* BEGIN *

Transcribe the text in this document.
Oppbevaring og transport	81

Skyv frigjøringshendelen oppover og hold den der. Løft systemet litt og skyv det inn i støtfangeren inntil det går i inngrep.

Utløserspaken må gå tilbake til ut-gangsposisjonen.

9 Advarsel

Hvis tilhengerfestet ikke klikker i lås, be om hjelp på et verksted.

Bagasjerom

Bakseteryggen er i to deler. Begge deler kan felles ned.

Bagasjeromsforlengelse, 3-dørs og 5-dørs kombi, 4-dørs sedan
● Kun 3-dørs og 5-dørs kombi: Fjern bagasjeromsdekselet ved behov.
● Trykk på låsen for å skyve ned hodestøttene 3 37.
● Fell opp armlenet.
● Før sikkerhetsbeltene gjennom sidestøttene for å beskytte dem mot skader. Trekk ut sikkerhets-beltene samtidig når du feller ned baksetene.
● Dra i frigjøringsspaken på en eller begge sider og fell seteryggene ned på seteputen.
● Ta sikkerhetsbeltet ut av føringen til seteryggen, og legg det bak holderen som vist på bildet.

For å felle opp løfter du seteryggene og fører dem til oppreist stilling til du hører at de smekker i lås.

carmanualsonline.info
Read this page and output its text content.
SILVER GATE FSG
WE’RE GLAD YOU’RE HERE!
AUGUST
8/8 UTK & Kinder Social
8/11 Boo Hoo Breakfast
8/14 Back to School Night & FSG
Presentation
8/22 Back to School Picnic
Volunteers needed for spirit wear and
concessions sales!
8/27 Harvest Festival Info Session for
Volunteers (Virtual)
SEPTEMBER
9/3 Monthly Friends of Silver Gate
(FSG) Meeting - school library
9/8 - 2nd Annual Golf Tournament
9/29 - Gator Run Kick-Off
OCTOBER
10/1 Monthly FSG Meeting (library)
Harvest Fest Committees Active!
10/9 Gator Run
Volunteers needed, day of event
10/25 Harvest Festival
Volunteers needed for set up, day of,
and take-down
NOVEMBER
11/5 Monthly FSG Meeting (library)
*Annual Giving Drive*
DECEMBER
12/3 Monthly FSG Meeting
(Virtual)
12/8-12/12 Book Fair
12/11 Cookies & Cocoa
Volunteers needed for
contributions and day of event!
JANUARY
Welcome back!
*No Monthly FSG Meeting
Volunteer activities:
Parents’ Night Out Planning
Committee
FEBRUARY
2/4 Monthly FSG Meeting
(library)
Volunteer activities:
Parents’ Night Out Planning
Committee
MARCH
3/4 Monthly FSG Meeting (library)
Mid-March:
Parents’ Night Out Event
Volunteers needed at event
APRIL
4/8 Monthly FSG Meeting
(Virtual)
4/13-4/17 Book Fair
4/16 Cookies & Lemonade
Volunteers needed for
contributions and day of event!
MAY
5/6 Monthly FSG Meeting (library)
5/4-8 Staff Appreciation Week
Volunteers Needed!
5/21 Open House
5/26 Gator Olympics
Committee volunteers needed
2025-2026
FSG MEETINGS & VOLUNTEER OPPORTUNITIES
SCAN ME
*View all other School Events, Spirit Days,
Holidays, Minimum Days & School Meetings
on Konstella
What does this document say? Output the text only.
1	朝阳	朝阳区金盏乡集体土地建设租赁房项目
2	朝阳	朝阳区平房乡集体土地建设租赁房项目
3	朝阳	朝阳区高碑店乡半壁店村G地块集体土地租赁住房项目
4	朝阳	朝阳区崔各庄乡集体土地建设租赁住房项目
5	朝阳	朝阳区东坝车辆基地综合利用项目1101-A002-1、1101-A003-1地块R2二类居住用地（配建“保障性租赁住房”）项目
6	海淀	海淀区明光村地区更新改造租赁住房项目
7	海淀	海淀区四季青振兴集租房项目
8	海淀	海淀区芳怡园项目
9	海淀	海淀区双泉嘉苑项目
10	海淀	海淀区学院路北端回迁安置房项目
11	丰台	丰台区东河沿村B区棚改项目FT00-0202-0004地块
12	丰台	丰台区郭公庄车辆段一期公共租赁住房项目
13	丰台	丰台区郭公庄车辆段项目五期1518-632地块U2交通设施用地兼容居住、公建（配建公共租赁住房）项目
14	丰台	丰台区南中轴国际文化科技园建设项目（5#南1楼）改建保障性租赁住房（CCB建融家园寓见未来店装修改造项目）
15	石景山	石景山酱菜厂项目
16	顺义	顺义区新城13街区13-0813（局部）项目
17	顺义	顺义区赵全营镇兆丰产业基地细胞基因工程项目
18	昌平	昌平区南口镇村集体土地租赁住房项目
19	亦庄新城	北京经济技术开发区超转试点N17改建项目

* END *

## WHAT IS BEING ASKED
Repeat the data above, word for word.

## WORKED ANSWER
Transcribe the text in this document.
Oppbevaring og transport	81

Skyv frigjøringshendelen oppover og hold den der. Løft systemet litt og skyv det inn i støtfangeren inntil det går i inngrep.

Utløserspaken må gå tilbake til ut-gangsposisjonen.

9 Advarsel

Hvis tilhengerfestet ikke klikker i lås, be om hjelp på et verksted.

Bagasjerom

Bakseteryggen er i to deler. Begge deler kan felles ned.

Bagasjeromsforlengelse, 3-dørs og 5-dørs kombi, 4-dørs sedan
● Kun 3-dørs og 5-dørs kombi: Fjern bagasjeromsdekselet ved behov.
● Trykk på låsen for å skyve ned hodestøttene 3 37.
● Fell opp armlenet.
● Før sikkerhetsbeltene gjennom sidestøttene for å beskytte dem mot skader. Trekk ut sikkerhets-beltene samtidig når du feller ned baksetene.
● Dra i frigjøringsspaken på en eller begge sider og fell seteryggene ned på seteputen.
● Ta sikkerhetsbeltet ut av føringen til seteryggen, og legg det bak holderen som vist på bildet.

For å felle opp løfter du seteryggene og fører dem til oppreist stilling til du hører at de smekker i lås.

carmanualsonline.info
Read this page and output its text content.
SILVER GATE FSG
WE’RE GLAD YOU’RE HERE!
AUGUST
8/8 UTK & Kinder Social
8/11 Boo Hoo Breakfast
8/14 Back to School Night & FSG
Presentation
8/22 Back to School Picnic
Volunteers needed for spirit wear and
concessions sales!
8/27 Harvest Festival Info Session for
Volunteers (Virtual)
SEPTEMBER
9/3 Monthly Friends of Silver Gate
(FSG) Meeting - school library
9/8 - 2nd Annual Golf Tournament
9/29 - Gator Run Kick-Off
OCTOBER
10/1 Monthly FSG Meeting (library)
Harvest Fest Committees Active!
10/9 Gator Run
Volunteers needed, day of event
10/25 Harvest Festival
Volunteers needed for set up, day of,
and take-down
NOVEMBER
11/5 Monthly FSG Meeting (library)
*Annual Giving Drive*
DECEMBER
12/3 Monthly FSG Meeting
(Virtual)
12/8-12/12 Book Fair
12/11 Cookies & Cocoa
Volunteers needed for
contributions and day of event!
JANUARY
Welcome back!
*No Monthly FSG Meeting
Volunteer activities:
Parents’ Night Out Planning
Committee
FEBRUARY
2/4 Monthly FSG Meeting
(library)
Volunteer activities:
Parents’ Night Out Planning
Committee
MARCH
3/4 Monthly FSG Meeting (library)
Mid-March:
Parents’ Night Out Event
Volunteers needed at event
APRIL
4/8 Monthly FSG Meeting
(Virtual)
4/13-4/17 Book Fair
4/16 Cookies & Lemonade
Volunteers needed for
contributions and day of event!
MAY
5/6 Monthly FSG Meeting (library)
5/4-8 Staff Appreciation Week
Volunteers Needed!
5/21 Open House
5/26 Gator Olympics
Committee volunteers needed
2025-2026
FSG MEETINGS & VOLUNTEER OPPORTUNITIES
SCAN ME
*View all other School Events, Spirit Days,
Holidays, Minimum Days & School Meetings
on Konstella
What does this document say? Output the text only.
1	朝阳	朝阳区金盏乡集体土地建设租赁房项目
2	朝阳	朝阳区平房乡集体土地建设租赁房项目
3	朝阳	朝阳区高碑店乡半壁店村G地块集体土地租赁住房项目
4	朝阳	朝阳区崔各庄乡集体土地建设租赁住房项目
5	朝阳	朝阳区东坝车辆基地综合利用项目1101-A002-1、1101-A003-1地块R2二类居住用地（配建“保障性租赁住房”）项目
6	海淀	海淀区明光村地区更新改造租赁住房项目
7	海淀	海淀区四季青振兴集租房项目
8	海淀	海淀区芳怡园项目
9	海淀	海淀区双泉嘉苑项目
10	海淀	海淀区学院路北端回迁安置房项目
11	丰台	丰台区东河沿村B区棚改项目FT00-0202-0004地块
12	丰台	丰台区郭公庄车辆段一期公共租赁住房项目
13	丰台	丰台区郭公庄车辆段项目五期1518-632地块U2交通设施用地兼容居住、公建（配建公共租赁住房）项目
14	丰台	丰台区南中轴国际文化科技园建设项目（5#南1楼）改建保障性租赁住房（CCB建融家园寓见未来店装修改造项目）
15	石景山	石景山酱菜厂项目
16	顺义	顺义区新城13街区13-0813（局部）项目
17	顺义	顺义区赵全营镇兆丰产业基地细胞基因工程项目
18	昌平	昌平区南口镇村集体土地租赁住房项目
19	亦庄新城	北京经济技术开发区超转试点N17改建项目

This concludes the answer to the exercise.